EXERCISE
Word for word, transcribe every line from the one holding "Extract the structured" through the end of the records, but not the pictures.

THE DATA
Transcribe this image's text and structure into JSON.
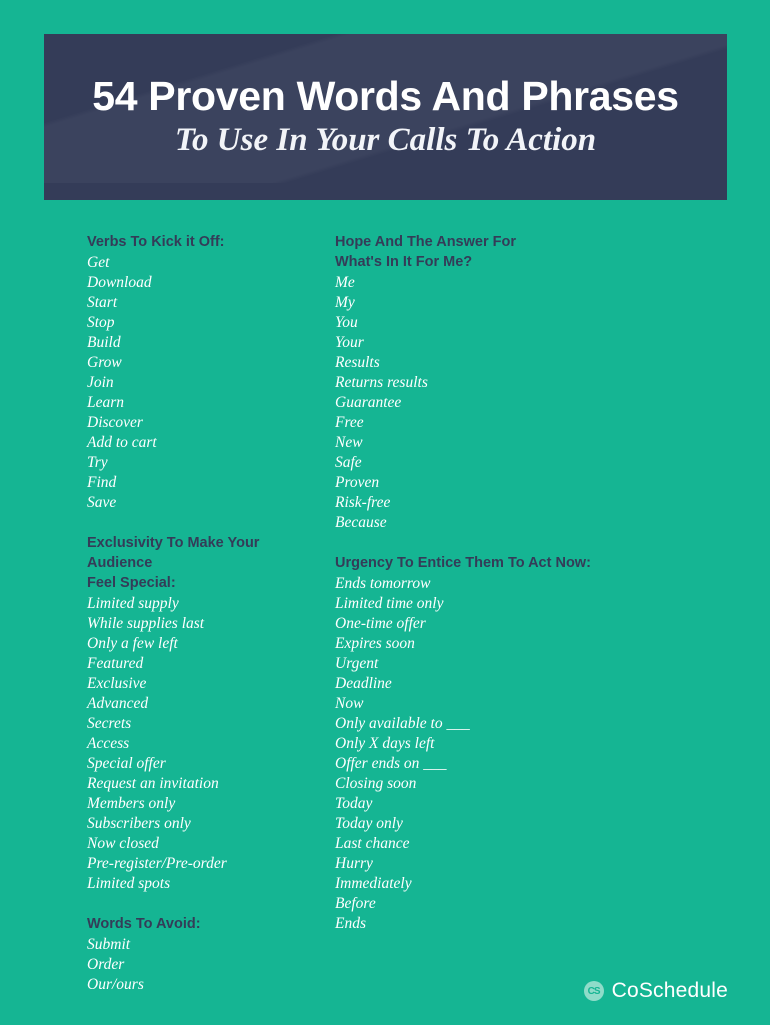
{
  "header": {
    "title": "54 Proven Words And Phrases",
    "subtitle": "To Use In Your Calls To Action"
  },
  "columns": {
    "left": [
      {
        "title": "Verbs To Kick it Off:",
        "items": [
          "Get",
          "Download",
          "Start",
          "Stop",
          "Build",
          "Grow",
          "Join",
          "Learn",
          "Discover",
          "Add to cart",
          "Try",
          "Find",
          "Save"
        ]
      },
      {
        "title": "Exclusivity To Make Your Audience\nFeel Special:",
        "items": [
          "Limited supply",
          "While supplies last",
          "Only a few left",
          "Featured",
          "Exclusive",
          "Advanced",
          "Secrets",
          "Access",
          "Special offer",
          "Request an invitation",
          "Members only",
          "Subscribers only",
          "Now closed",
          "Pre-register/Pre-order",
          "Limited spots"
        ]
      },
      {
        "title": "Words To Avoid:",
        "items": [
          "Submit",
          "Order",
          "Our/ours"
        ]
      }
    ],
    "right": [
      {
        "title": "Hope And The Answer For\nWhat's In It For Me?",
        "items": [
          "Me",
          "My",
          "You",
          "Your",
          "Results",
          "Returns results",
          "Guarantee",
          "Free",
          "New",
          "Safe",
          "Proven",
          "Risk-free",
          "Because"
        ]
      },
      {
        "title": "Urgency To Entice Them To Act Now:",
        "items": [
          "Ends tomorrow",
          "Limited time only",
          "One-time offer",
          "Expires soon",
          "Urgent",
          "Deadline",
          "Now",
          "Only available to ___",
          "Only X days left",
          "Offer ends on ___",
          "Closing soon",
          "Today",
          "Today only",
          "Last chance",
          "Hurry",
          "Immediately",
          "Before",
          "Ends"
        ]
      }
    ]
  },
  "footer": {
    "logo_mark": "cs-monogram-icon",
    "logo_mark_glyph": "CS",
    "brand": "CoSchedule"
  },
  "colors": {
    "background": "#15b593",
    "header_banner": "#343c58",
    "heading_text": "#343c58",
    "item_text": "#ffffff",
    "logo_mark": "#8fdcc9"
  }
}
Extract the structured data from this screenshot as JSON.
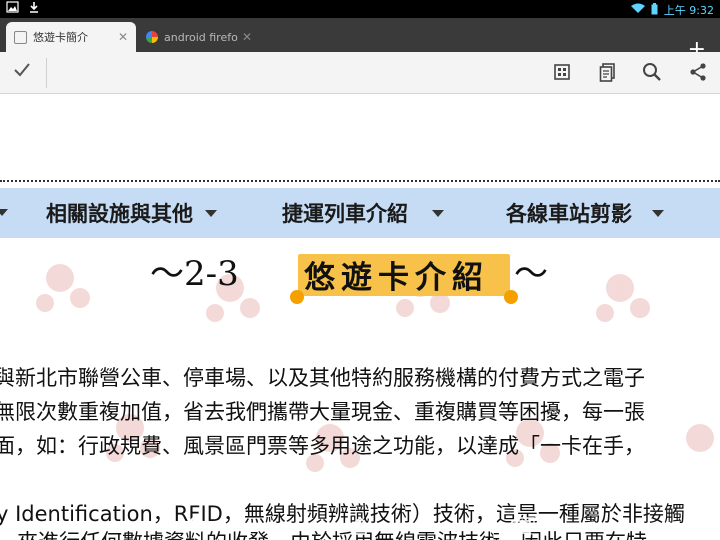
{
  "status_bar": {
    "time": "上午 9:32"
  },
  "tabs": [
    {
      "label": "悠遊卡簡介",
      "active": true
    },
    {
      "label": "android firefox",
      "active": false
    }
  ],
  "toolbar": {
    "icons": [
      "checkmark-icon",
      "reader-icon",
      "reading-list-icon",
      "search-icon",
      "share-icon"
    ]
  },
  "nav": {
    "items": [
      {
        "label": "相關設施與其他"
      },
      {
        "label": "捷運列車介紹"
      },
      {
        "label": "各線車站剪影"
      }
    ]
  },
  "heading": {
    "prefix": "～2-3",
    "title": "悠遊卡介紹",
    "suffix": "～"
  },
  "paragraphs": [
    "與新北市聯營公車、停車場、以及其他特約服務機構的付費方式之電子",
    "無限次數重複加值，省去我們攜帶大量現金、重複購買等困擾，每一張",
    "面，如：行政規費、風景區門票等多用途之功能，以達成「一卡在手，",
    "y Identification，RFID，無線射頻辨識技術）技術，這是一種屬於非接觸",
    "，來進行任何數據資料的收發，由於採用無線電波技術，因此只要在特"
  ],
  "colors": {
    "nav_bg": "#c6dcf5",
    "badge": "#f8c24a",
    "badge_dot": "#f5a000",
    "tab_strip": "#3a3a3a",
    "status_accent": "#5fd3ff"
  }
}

IN RESPONSE
Extract the structured data from this screenshot as JSON.
{
  "status_bar": {
    "time": "上午 9:32"
  },
  "tabs": [
    {
      "label": "悠遊卡簡介",
      "active": true
    },
    {
      "label": "android firefox",
      "active": false
    }
  ],
  "toolbar": {
    "icons": [
      "checkmark-icon",
      "reader-icon",
      "reading-list-icon",
      "search-icon",
      "share-icon"
    ]
  },
  "nav": {
    "items": [
      {
        "label": "相關設施與其他"
      },
      {
        "label": "捷運列車介紹"
      },
      {
        "label": "各線車站剪影"
      }
    ]
  },
  "heading": {
    "prefix": "～2-3",
    "title": "悠遊卡介紹",
    "suffix": "～"
  },
  "paragraphs": [
    "與新北市聯營公車、停車場、以及其他特約服務機構的付費方式之電子",
    "無限次數重複加值，省去我們攜帶大量現金、重複購買等困擾，每一張",
    "面，如：行政規費、風景區門票等多用途之功能，以達成「一卡在手，",
    "y Identification，RFID，無線射頻辨識技術）技術，這是一種屬於非接觸",
    "，來進行任何數據資料的收發，由於採用無線電波技術，因此只要在特"
  ],
  "colors": {
    "nav_bg": "#c6dcf5",
    "badge": "#f8c24a",
    "badge_dot": "#f5a000",
    "tab_strip": "#3a3a3a",
    "status_accent": "#5fd3ff"
  }
}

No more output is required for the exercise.